◆ Given exercise 1 ◆
Copy out the entries below, everything from the line containing "heatmap-cell (203, 395, 218, 418)" down to the line containing "heatmap-cell (366, 417, 381, 440)", with both of those lines included.

◆ Quoted passage ◆
Mach Z On Nitrous Oxide

What is Nitrous Oxide?

Nitrous oxide is an oxygen carrying compound that increases horsepower. The more oxygen and fuel you can stuff into an engine, the more horsepower you get back.

At approximately 565 degrees F, the nitrous oxide separates into two parts oxygen and one part nitrogen. This added oxygen speeds up the combustion process. If extra fuel is added during nitrous injection, the result is similar to a supercharger. Extra fuel is needed or disastrous, damaging results will happen to an engine.

Nitrous oxide has this effect because a cubic foot of it contains 2.3 times as much oxygen as a cubic foot of air. By substituting nitrous oxide for the air going into the engine, more horsepower is created.

The BoonDocker system can use an optional control box that hooks into the electrical system to control the fuel supply to the engine when nitrous is added. The control box connects between the sled’s electronic control unit (ECU) and the throttle bodies.

When not using nitrous, the EFI control box can be used to modify the existing fuel map while keeping the stock fuel map. It is a nice, added feature to be able to fine-tune the fuel delivery in the same way as changing carb jets. But be careful; it is possible to go too lean and end up with an expensive repair bill.

The control box still allows the ECU to compensate for such variables as engine speed, throttle position, barometric pressure, engine temperature and air temperature. If you don’t want the control box to interfere with the ECU, unplug the control box and plug in a jumper connector.

The wiring harness for the control box installation needed to be hard wired into the fuel injector harness, which required removing the headlight and windshield from the sled. We removed the protective covering from the harness and exposed the fuel injector wires, then spliced and soldered the connections.

The nitrous oxide bottle was mounted upside down and at a slight angle toward the rear of the snowmobile. This ensured that liquid nitrous, rather than vapor, was drawn from the bottle.

For correct placement, the exhaust pipe was removed from our Mach Z — both the expansion chamber and the silencer.

The bottle bracket required drilling a mounting hole to mount the bracket to the side of the bulkhead, which wasn’t mentioned in the instructions. After mounting the nitrous bottle in the bracket, and test-fitting the exhaust back in, we noticed a clearance problem. After a call to BoonDocker, we realized we needed a smaller aftermarket exhaust silencer. The best placement for the nitrous bottle is close to the exhaust to help keep the bottle warm. The nitrous system works best if the bottle is kept between 70 and 90 degrees F.

The BoonDocker system uses nitrous manifolds that are installed in the airbox to deliver the nitrous oxide to the intake system. The airbox needed to be removed and separated from the Mach’s side panel. Two manifolds were installed into the airbox, which required drilling both a 3/4- and a 1/4-inch hole. A template was included for this procedure. After installing the manifolds, we cleaned debris from the airbox.

◆ Given exercise 2 ◆
Answer these questions about the article on the Mach Z with nitrous oxide:
(a) At approximately what temperature does nitrous oxide separate into oxygen and nitrogen?
(b) How many times as much oxygen does a cubic foot of nitrous oxide contain as a cubic foot of air?
(c) Between what temperatures does the nitrous system work best if the bottle is kept there?

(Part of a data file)
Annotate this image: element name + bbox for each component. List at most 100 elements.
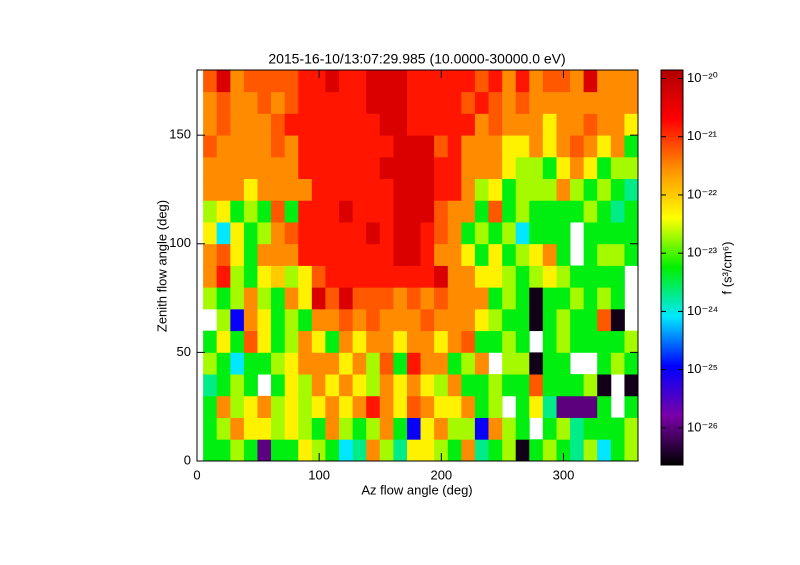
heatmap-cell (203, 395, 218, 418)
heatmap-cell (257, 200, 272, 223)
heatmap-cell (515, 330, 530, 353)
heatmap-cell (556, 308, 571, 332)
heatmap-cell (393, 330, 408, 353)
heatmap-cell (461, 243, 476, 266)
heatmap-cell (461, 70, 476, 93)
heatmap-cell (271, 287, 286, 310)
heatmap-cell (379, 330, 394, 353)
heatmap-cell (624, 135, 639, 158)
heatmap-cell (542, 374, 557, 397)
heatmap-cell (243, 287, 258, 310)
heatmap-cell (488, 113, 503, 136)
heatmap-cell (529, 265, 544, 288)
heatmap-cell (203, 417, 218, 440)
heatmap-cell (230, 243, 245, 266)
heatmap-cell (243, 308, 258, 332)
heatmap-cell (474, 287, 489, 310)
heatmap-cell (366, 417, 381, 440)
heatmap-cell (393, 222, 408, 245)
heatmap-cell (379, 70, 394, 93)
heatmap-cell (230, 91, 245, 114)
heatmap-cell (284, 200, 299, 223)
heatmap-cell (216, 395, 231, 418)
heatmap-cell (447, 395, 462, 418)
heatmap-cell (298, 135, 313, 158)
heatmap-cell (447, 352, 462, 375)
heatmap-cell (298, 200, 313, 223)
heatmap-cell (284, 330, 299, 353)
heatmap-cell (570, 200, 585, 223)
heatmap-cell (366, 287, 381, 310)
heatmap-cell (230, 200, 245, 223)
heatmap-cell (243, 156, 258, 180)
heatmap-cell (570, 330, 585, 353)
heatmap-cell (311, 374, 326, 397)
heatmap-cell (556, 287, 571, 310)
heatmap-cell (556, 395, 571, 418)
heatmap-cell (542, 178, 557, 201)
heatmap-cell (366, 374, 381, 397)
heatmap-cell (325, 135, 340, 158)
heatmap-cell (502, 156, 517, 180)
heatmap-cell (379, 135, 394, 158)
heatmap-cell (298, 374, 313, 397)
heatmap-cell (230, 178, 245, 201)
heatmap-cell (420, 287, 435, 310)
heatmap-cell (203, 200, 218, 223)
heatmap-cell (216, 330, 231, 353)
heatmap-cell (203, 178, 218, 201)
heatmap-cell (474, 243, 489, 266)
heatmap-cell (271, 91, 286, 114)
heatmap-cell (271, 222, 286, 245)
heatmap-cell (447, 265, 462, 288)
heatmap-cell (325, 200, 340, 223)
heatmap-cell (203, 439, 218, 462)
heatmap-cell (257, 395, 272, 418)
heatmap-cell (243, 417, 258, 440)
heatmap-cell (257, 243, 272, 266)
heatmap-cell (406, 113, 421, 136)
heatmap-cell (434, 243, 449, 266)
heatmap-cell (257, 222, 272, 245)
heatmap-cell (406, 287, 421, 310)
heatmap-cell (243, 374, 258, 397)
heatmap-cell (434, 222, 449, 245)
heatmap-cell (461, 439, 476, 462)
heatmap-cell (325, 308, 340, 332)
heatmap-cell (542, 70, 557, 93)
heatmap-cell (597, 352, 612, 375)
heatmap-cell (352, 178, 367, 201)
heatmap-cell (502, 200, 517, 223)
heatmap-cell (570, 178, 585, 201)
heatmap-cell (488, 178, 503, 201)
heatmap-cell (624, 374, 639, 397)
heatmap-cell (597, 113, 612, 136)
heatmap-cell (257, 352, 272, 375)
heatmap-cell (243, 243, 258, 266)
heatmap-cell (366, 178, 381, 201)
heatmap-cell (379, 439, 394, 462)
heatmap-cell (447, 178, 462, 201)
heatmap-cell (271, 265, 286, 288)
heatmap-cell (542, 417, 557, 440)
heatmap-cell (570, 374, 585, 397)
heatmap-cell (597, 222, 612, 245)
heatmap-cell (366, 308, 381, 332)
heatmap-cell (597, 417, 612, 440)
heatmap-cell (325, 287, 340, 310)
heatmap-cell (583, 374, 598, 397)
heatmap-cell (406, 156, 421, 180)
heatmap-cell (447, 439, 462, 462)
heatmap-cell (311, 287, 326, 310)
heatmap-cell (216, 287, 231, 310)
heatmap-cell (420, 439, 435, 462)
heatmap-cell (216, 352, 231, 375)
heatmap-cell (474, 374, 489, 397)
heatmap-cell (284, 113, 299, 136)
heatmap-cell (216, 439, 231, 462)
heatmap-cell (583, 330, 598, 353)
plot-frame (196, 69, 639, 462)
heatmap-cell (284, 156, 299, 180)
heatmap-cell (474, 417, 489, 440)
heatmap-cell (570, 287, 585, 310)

◆ Expected output 1 ◆
heatmap-cell (203, 395, 218, 418)
heatmap-cell (257, 200, 272, 223)
heatmap-cell (515, 330, 530, 353)
heatmap-cell (556, 308, 571, 332)
heatmap-cell (393, 330, 408, 353)
heatmap-cell (461, 243, 476, 266)
heatmap-cell (461, 70, 476, 93)
heatmap-cell (271, 287, 286, 310)
heatmap-cell (379, 330, 394, 353)
heatmap-cell (624, 135, 639, 158)
heatmap-cell (542, 374, 557, 397)
heatmap-cell (243, 287, 258, 310)
heatmap-cell (488, 113, 503, 136)
heatmap-cell (529, 265, 544, 288)
heatmap-cell (203, 417, 218, 440)
heatmap-cell (230, 243, 245, 266)
heatmap-cell (243, 308, 258, 332)
heatmap-cell (474, 287, 489, 310)
heatmap-cell (366, 417, 381, 440)

◆ Expected output 2 ◆
(a) Approximately 565 degrees F.
(b) 2.3 times as much.
(c) Between 70 and 90 degrees F.